DATA TO EXAMINE: Begin

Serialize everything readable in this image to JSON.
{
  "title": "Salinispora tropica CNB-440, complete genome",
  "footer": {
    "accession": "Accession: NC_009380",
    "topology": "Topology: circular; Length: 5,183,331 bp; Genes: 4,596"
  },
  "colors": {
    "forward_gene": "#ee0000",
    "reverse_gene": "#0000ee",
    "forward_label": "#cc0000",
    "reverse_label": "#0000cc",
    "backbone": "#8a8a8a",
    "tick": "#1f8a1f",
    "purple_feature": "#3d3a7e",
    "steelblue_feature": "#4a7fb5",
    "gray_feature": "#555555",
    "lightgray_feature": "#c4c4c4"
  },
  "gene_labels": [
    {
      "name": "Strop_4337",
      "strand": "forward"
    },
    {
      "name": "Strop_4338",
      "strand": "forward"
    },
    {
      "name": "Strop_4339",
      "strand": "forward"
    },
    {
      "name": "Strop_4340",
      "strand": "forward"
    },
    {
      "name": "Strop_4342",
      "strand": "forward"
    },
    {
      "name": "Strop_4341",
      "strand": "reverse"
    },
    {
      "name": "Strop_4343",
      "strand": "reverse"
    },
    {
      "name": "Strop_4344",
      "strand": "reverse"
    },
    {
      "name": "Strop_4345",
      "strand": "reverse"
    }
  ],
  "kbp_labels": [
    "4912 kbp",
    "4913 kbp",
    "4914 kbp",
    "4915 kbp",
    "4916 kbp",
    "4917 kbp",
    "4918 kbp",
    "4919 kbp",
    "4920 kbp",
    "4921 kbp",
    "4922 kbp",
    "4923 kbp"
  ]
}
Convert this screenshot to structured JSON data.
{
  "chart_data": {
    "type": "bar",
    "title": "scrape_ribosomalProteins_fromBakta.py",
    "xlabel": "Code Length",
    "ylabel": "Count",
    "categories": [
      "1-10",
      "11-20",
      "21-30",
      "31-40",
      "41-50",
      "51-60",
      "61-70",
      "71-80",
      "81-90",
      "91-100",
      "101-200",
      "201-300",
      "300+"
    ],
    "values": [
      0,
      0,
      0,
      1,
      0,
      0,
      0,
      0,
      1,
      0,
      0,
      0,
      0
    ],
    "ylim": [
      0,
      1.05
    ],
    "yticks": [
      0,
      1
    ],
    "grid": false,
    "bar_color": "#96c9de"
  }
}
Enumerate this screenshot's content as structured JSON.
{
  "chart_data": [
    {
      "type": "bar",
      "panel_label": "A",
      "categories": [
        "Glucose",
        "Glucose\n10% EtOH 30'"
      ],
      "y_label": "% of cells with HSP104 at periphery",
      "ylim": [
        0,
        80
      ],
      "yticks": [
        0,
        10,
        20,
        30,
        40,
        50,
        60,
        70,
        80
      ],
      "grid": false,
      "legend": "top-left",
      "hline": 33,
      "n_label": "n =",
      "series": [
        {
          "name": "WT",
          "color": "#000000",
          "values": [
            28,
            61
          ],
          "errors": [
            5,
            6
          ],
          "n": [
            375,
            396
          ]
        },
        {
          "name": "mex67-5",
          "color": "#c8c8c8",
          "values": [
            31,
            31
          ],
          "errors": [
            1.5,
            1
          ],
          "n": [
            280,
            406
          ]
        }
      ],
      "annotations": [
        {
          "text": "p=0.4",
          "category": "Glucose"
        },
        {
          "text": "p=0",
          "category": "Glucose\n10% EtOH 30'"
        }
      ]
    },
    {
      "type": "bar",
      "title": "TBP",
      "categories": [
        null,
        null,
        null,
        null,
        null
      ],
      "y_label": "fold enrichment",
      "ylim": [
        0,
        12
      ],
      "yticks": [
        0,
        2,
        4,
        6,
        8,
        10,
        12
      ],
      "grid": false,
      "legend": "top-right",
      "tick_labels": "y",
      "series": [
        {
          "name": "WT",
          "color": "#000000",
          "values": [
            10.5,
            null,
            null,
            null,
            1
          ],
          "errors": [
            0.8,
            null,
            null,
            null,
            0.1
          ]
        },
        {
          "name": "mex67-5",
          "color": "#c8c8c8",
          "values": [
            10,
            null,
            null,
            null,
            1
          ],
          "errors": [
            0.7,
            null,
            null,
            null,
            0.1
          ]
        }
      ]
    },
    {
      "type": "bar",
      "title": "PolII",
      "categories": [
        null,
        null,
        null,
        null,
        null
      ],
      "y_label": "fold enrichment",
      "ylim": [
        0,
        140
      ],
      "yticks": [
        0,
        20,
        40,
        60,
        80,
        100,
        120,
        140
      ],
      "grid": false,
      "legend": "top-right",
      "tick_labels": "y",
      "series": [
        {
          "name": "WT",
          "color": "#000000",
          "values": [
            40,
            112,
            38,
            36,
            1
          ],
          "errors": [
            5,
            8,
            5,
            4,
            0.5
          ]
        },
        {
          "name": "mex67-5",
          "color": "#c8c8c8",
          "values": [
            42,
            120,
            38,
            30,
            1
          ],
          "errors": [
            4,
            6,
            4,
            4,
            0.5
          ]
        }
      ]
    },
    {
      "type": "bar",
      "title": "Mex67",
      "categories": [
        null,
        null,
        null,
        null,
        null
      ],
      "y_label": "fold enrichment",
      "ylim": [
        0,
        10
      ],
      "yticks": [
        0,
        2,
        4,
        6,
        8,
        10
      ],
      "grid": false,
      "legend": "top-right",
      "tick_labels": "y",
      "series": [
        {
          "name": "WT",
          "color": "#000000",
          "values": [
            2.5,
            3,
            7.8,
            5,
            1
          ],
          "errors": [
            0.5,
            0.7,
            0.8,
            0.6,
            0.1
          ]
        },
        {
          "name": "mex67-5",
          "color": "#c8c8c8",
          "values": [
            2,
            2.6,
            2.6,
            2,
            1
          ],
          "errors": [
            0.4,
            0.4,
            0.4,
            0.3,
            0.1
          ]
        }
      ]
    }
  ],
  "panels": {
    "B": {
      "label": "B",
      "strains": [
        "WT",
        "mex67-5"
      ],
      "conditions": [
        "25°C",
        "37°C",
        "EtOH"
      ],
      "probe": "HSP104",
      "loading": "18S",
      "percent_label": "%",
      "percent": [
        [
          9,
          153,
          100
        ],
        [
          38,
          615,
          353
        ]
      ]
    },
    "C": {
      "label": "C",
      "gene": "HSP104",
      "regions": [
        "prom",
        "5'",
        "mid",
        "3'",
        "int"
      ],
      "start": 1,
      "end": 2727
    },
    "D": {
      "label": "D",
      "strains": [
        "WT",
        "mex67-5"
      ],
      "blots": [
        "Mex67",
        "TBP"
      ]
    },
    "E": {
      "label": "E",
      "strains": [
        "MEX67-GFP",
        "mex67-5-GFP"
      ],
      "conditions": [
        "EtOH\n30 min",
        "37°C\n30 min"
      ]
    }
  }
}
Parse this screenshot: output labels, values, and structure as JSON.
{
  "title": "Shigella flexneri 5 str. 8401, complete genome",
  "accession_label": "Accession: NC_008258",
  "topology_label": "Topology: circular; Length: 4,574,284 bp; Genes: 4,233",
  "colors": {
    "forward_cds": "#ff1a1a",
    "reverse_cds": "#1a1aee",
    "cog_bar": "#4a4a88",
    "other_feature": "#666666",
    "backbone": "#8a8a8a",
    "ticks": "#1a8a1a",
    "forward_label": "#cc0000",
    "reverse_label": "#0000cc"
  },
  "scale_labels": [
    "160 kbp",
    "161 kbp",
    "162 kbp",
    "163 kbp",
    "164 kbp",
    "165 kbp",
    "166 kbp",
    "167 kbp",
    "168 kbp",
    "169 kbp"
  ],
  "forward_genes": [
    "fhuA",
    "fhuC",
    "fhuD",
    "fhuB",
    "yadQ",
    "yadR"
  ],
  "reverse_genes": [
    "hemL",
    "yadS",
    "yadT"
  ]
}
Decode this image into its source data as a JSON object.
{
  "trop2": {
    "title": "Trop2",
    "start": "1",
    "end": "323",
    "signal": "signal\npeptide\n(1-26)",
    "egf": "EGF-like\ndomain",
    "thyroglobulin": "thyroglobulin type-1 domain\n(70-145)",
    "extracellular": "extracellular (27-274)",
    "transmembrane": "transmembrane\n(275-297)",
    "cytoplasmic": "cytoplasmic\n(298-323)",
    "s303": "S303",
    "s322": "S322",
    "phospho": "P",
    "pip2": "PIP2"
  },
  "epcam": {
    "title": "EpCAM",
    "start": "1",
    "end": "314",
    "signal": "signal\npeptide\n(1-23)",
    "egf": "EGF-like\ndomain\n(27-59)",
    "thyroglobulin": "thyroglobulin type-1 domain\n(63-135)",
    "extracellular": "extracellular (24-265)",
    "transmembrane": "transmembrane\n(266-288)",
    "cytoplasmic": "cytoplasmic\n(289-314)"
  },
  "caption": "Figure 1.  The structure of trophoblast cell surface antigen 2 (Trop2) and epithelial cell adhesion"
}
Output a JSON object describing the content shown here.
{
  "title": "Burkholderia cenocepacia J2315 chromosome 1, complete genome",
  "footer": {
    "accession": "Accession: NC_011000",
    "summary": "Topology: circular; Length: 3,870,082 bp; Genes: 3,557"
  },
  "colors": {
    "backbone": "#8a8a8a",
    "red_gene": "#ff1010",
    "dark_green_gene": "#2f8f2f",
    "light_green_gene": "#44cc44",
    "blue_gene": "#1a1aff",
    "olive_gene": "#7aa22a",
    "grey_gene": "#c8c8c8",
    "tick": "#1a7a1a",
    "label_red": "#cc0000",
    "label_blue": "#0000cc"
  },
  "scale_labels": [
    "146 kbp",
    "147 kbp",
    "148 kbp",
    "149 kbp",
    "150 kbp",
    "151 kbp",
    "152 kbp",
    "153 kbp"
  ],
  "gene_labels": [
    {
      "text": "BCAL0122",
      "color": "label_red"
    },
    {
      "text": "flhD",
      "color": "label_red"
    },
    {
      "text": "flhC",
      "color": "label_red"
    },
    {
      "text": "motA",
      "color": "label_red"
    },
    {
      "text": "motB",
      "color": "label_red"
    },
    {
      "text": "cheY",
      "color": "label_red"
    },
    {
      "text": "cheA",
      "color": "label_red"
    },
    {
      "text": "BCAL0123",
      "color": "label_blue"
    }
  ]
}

DATA TO EXAMINE: End

● **EXERCISE REQUIREMENTS**
The required output is a copy of each line in the records where the string "structured" occurs.

● **REPLY TO THE EXERCISE**
Convert this screenshot to structured JSON data.
Enumerate this screenshot's content as structured JSON.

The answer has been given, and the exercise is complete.